Data in this exercise

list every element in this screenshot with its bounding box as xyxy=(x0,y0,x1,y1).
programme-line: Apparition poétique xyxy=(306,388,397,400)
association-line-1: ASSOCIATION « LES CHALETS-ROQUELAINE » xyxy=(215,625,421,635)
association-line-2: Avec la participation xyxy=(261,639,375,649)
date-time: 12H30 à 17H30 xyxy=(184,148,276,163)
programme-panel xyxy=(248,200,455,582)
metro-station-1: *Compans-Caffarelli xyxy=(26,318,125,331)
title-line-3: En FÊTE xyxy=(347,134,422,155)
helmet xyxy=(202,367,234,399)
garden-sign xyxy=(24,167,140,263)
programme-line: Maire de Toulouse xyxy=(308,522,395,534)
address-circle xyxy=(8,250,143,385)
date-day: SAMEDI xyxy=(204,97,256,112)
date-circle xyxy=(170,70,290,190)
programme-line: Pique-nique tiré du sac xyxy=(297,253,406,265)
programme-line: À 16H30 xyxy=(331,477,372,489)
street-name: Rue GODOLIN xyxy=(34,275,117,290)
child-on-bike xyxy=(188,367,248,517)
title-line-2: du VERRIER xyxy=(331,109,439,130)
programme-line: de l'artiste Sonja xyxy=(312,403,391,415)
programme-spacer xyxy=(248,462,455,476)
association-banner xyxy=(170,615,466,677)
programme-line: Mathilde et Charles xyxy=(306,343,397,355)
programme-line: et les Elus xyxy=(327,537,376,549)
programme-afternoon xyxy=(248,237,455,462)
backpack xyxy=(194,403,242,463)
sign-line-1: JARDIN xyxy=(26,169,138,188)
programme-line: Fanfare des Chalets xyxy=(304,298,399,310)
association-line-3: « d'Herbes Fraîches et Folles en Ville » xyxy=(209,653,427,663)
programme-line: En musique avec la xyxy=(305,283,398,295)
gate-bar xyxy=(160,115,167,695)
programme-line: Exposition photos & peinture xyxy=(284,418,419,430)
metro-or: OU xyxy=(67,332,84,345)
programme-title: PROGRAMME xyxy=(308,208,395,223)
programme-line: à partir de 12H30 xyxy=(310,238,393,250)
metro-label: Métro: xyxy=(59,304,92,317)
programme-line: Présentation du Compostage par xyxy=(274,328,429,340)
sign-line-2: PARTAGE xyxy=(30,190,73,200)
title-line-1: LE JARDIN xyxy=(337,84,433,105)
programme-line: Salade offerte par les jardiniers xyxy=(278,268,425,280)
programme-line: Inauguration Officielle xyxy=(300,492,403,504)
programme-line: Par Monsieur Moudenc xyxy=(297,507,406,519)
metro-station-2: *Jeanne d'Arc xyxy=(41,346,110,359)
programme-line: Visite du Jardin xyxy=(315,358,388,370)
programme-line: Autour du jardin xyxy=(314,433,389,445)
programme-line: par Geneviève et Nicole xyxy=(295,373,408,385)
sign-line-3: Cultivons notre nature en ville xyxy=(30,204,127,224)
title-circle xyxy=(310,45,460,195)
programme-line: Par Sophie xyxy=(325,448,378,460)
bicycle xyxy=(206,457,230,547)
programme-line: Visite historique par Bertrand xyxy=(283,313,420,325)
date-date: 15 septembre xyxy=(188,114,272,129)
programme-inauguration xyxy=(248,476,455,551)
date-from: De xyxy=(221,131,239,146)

What needs to be done
Rewrite the records above, changing every "programme-line" to "schedule-line" and leaving everything else as it is.

Solution to this task
list every element in this screenshot with its bounding box as xyxy=(x0,y0,x1,y1).
schedule-line: Apparition poétique xyxy=(306,388,397,400)
association-line-1: ASSOCIATION « LES CHALETS-ROQUELAINE » xyxy=(215,625,421,635)
association-line-2: Avec la participation xyxy=(261,639,375,649)
date-time: 12H30 à 17H30 xyxy=(184,148,276,163)
programme-panel xyxy=(248,200,455,582)
metro-station-1: *Compans-Caffarelli xyxy=(26,318,125,331)
title-line-3: En FÊTE xyxy=(347,134,422,155)
helmet xyxy=(202,367,234,399)
garden-sign xyxy=(24,167,140,263)
schedule-line: Maire de Toulouse xyxy=(308,522,395,534)
address-circle xyxy=(8,250,143,385)
date-day: SAMEDI xyxy=(204,97,256,112)
date-circle xyxy=(170,70,290,190)
schedule-line: Pique-nique tiré du sac xyxy=(297,253,406,265)
schedule-line: À 16H30 xyxy=(331,477,372,489)
street-name: Rue GODOLIN xyxy=(34,275,117,290)
child-on-bike xyxy=(188,367,248,517)
title-line-2: du VERRIER xyxy=(331,109,439,130)
schedule-line: de l'artiste Sonja xyxy=(312,403,391,415)
programme-spacer xyxy=(248,462,455,476)
association-banner xyxy=(170,615,466,677)
schedule-line: Mathilde et Charles xyxy=(306,343,397,355)
schedule-line: et les Elus xyxy=(327,537,376,549)
programme-afternoon xyxy=(248,237,455,462)
backpack xyxy=(194,403,242,463)
sign-line-1: JARDIN xyxy=(26,169,138,188)
schedule-line: Fanfare des Chalets xyxy=(304,298,399,310)
association-line-3: « d'Herbes Fraîches et Folles en Ville » xyxy=(209,653,427,663)
schedule-line: En musique avec la xyxy=(305,283,398,295)
gate-bar xyxy=(160,115,167,695)
schedule-line: Exposition photos & peinture xyxy=(284,418,419,430)
metro-or: OU xyxy=(67,332,84,345)
programme-title: PROGRAMME xyxy=(308,208,395,223)
schedule-line: à partir de 12H30 xyxy=(310,238,393,250)
metro-label: Métro: xyxy=(59,304,92,317)
schedule-line: Présentation du Compostage par xyxy=(274,328,429,340)
sign-line-2: PARTAGE xyxy=(30,190,73,200)
title-line-1: LE JARDIN xyxy=(337,84,433,105)
schedule-line: Salade offerte par les jardiniers xyxy=(278,268,425,280)
schedule-line: Inauguration Officielle xyxy=(300,492,403,504)
schedule-line: Par Monsieur Moudenc xyxy=(297,507,406,519)
metro-station-2: *Jeanne d'Arc xyxy=(41,346,110,359)
schedule-line: Visite du Jardin xyxy=(315,358,388,370)
schedule-line: Autour du jardin xyxy=(314,433,389,445)
schedule-line: par Geneviève et Nicole xyxy=(295,373,408,385)
sign-line-3: Cultivons notre nature en ville xyxy=(30,204,127,224)
title-circle xyxy=(310,45,460,195)
schedule-line: Par Sophie xyxy=(325,448,378,460)
bicycle xyxy=(206,457,230,547)
schedule-line: Visite historique par Bertrand xyxy=(283,313,420,325)
date-date: 15 septembre xyxy=(188,114,272,129)
programme-inauguration xyxy=(248,476,455,551)
date-from: De xyxy=(221,131,239,146)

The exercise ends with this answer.